(Brief):
Please write out the material that follows, exactly as it stands.
== Source material ==
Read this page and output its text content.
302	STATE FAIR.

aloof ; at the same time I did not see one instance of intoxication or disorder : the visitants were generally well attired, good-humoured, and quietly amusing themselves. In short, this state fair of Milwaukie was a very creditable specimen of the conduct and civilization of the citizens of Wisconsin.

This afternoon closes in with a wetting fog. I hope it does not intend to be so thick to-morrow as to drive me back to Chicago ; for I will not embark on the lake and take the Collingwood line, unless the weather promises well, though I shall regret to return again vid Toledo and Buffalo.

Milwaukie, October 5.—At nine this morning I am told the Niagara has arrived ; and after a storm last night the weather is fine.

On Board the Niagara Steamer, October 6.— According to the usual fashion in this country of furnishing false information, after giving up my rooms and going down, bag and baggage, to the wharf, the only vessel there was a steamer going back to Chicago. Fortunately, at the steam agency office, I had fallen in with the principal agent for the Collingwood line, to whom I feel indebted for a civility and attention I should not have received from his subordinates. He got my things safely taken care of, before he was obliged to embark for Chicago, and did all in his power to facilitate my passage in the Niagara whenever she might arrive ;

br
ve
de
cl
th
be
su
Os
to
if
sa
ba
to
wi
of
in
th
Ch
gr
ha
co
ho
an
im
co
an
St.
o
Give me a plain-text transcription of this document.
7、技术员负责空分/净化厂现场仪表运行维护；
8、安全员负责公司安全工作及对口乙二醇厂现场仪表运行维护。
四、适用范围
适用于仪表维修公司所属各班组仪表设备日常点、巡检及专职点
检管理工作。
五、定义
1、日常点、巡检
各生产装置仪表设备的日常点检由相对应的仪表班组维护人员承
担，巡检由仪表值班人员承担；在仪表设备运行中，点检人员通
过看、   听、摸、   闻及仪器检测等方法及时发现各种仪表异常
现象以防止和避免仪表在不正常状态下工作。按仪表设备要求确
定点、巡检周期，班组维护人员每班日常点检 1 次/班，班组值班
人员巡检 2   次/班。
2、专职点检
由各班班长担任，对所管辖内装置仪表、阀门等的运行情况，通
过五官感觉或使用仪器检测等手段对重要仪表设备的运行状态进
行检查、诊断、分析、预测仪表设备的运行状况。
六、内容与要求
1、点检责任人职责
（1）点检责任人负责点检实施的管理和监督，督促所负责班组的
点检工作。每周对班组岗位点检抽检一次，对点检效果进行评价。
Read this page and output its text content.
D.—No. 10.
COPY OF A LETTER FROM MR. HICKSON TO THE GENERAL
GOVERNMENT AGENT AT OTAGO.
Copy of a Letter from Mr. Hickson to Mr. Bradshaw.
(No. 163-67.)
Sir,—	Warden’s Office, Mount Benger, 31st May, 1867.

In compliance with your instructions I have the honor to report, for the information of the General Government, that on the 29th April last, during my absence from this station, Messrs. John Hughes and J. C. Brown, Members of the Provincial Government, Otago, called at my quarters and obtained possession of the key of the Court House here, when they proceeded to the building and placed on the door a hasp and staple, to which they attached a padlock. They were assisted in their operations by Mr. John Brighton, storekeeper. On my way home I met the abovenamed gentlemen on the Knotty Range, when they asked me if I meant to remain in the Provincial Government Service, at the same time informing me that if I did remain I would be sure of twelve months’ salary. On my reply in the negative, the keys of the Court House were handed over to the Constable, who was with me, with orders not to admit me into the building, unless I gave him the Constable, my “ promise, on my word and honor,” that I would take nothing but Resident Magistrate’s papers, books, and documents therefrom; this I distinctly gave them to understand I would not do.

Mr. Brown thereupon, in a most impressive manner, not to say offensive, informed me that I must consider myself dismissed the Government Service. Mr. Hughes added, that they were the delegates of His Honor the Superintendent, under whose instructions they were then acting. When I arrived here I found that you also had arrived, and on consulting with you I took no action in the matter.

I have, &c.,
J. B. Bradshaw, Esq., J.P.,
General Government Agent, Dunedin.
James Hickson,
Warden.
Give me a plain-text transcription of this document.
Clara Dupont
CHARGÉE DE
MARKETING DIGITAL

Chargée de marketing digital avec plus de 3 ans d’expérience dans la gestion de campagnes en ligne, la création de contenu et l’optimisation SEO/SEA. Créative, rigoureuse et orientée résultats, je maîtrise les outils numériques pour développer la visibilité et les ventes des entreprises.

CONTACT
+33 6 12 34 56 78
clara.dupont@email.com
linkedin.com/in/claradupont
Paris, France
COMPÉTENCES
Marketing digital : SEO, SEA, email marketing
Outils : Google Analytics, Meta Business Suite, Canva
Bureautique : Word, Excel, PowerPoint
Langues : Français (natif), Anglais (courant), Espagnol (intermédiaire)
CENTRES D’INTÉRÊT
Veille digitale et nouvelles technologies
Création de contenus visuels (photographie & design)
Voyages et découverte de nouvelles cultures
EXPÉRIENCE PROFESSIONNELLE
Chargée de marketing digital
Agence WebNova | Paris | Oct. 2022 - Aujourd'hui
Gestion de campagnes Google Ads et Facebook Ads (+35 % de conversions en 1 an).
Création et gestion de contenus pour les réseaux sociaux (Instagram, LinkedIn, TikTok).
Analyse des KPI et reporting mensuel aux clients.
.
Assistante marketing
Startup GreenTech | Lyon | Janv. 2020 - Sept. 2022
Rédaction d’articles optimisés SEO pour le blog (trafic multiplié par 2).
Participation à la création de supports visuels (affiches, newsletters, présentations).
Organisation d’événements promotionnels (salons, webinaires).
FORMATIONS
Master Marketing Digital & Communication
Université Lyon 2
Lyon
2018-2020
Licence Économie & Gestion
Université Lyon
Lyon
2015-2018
===
(Task output):
Read this page and output its text content.
302	STATE FAIR.

aloof ; at the same time I did not see one instance of intoxication or disorder : the visitants were generally well attired, good-humoured, and quietly amusing themselves. In short, this state fair of Milwaukie was a very creditable specimen of the conduct and civilization of the citizens of Wisconsin.

This afternoon closes in with a wetting fog. I hope it does not intend to be so thick to-morrow as to drive me back to Chicago ; for I will not embark on the lake and take the Collingwood line, unless the weather promises well, though I shall regret to return again vid Toledo and Buffalo.

Milwaukie, October 5.—At nine this morning I am told the Niagara has arrived ; and after a storm last night the weather is fine.

On Board the Niagara Steamer, October 6.— According to the usual fashion in this country of furnishing false information, after giving up my rooms and going down, bag and baggage, to the wharf, the only vessel there was a steamer going back to Chicago. Fortunately, at the steam agency office, I had fallen in with the principal agent for the Collingwood line, to whom I feel indebted for a civility and attention I should not have received from his subordinates. He got my things safely taken care of, before he was obliged to embark for Chicago, and did all in his power to facilitate my passage in the Niagara whenever she might arrive ;

br
ve
de
cl
th
be
su
Os
to
if
sa
ba
to
wi
of
in
th
Ch
gr
ha
co
ho
an
im
co
an
St.
o
Give me a plain-text transcription of this document.
7、技术员负责空分/净化厂现场仪表运行维护；
8、安全员负责公司安全工作及对口乙二醇厂现场仪表运行维护。
四、适用范围
适用于仪表维修公司所属各班组仪表设备日常点、巡检及专职点
检管理工作。
五、定义
1、日常点、巡检
各生产装置仪表设备的日常点检由相对应的仪表班组维护人员承
担，巡检由仪表值班人员承担；在仪表设备运行中，点检人员通
过看、   听、摸、   闻及仪器检测等方法及时发现各种仪表异常
现象以防止和避免仪表在不正常状态下工作。按仪表设备要求确
定点、巡检周期，班组维护人员每班日常点检 1 次/班，班组值班
人员巡检 2   次/班。
2、专职点检
由各班班长担任，对所管辖内装置仪表、阀门等的运行情况，通
过五官感觉或使用仪器检测等手段对重要仪表设备的运行状态进
行检查、诊断、分析、预测仪表设备的运行状况。
六、内容与要求
1、点检责任人职责
（1）点检责任人负责点检实施的管理和监督，督促所负责班组的
点检工作。每周对班组岗位点检抽检一次，对点检效果进行评价。
Read this page and output its text content.
D.—No. 10.
COPY OF A LETTER FROM MR. HICKSON TO THE GENERAL
GOVERNMENT AGENT AT OTAGO.
Copy of a Letter from Mr. Hickson to Mr. Bradshaw.
(No. 163-67.)
Sir,—	Warden’s Office, Mount Benger, 31st May, 1867.

In compliance with your instructions I have the honor to report, for the information of the General Government, that on the 29th April last, during my absence from this station, Messrs. John Hughes and J. C. Brown, Members of the Provincial Government, Otago, called at my quarters and obtained possession of the key of the Court House here, when they proceeded to the building and placed on the door a hasp and staple, to which they attached a padlock. They were assisted in their operations by Mr. John Brighton, storekeeper. On my way home I met the abovenamed gentlemen on the Knotty Range, when they asked me if I meant to remain in the Provincial Government Service, at the same time informing me that if I did remain I would be sure of twelve months’ salary. On my reply in the negative, the keys of the Court House were handed over to the Constable, who was with me, with orders not to admit me into the building, unless I gave him the Constable, my “ promise, on my word and honor,” that I would take nothing but Resident Magistrate’s papers, books, and documents therefrom; this I distinctly gave them to understand I would not do.

Mr. Brown thereupon, in a most impressive manner, not to say offensive, informed me that I must consider myself dismissed the Government Service. Mr. Hughes added, that they were the delegates of His Honor the Superintendent, under whose instructions they were then acting. When I arrived here I found that you also had arrived, and on consulting with you I took no action in the matter.

I have, &c.,
J. B. Bradshaw, Esq., J.P.,
General Government Agent, Dunedin.
James Hickson,
Warden.
Give me a plain-text transcription of this document.
Clara Dupont
CHARGÉE DE
MARKETING DIGITAL

Chargée de marketing digital avec plus de 3 ans d’expérience dans la gestion de campagnes en ligne, la création de contenu et l’optimisation SEO/SEA. Créative, rigoureuse et orientée résultats, je maîtrise les outils numériques pour développer la visibilité et les ventes des entreprises.

CONTACT
+33 6 12 34 56 78
clara.dupont@email.com
linkedin.com/in/claradupont
Paris, France
COMPÉTENCES
Marketing digital : SEO, SEA, email marketing
Outils : Google Analytics, Meta Business Suite, Canva
Bureautique : Word, Excel, PowerPoint
Langues : Français (natif), Anglais (courant), Espagnol (intermédiaire)
CENTRES D’INTÉRÊT
Veille digitale et nouvelles technologies
Création de contenus visuels (photographie & design)
Voyages et découverte de nouvelles cultures
EXPÉRIENCE PROFESSIONNELLE
Chargée de marketing digital
Agence WebNova | Paris | Oct. 2022 - Aujourd'hui
Gestion de campagnes Google Ads et Facebook Ads (+35 % de conversions en 1 an).
Création et gestion de contenus pour les réseaux sociaux (Instagram, LinkedIn, TikTok).
Analyse des KPI et reporting mensuel aux clients.
.
Assistante marketing
Startup GreenTech | Lyon | Janv. 2020 - Sept. 2022
Rédaction d’articles optimisés SEO pour le blog (trafic multiplié par 2).
Participation à la création de supports visuels (affiches, newsletters, présentations).
Organisation d’événements promotionnels (salons, webinaires).
FORMATIONS
Master Marketing Digital & Communication
Université Lyon 2
Lyon
2018-2020
Licence Économie & Gestion
Université Lyon
Lyon
2015-2018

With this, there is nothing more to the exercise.